[Data in this exercise]
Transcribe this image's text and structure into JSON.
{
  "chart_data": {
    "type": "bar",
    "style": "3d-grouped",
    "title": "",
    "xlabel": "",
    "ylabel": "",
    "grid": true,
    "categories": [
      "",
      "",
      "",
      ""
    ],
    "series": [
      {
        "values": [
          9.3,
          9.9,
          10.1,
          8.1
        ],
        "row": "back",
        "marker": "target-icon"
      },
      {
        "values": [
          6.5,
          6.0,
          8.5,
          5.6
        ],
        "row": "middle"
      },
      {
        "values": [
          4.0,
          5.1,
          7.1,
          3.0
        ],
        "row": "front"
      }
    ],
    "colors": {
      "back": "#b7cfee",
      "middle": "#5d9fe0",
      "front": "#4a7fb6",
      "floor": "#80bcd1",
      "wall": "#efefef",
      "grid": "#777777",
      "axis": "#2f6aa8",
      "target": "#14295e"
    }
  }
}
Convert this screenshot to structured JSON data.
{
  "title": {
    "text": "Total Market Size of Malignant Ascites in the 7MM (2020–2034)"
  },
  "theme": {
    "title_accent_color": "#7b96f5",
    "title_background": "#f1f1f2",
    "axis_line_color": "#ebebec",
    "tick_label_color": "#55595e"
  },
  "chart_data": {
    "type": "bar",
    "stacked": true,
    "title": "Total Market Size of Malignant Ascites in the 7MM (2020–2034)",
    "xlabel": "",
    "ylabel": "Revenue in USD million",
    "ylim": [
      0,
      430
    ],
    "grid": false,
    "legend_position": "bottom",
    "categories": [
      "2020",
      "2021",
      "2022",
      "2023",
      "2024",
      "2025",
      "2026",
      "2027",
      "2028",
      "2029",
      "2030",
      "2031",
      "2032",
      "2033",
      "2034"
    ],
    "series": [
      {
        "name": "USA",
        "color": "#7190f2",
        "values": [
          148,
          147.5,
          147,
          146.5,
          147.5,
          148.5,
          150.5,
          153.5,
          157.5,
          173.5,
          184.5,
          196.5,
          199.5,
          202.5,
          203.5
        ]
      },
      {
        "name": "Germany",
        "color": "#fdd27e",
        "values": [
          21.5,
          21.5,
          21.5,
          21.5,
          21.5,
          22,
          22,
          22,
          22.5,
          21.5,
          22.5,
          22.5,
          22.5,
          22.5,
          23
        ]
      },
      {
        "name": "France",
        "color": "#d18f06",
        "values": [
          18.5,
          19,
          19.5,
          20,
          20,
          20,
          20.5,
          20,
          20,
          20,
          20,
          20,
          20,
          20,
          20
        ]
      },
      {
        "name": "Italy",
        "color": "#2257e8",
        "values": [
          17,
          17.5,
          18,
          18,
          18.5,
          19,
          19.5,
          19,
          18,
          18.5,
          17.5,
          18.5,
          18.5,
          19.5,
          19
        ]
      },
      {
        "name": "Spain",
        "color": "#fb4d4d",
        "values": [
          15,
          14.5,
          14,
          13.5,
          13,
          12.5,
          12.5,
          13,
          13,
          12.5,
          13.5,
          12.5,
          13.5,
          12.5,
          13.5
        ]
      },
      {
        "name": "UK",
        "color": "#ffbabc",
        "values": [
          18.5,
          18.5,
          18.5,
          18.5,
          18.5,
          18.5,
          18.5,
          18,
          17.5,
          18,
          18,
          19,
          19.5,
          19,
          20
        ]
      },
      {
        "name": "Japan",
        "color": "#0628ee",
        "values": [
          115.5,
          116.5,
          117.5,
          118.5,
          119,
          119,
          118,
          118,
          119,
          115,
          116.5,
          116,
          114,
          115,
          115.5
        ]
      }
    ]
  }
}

[Directions]
Tally the lines of the listing above that include the word "Size". Answer with the number alone.

[Written answer]
2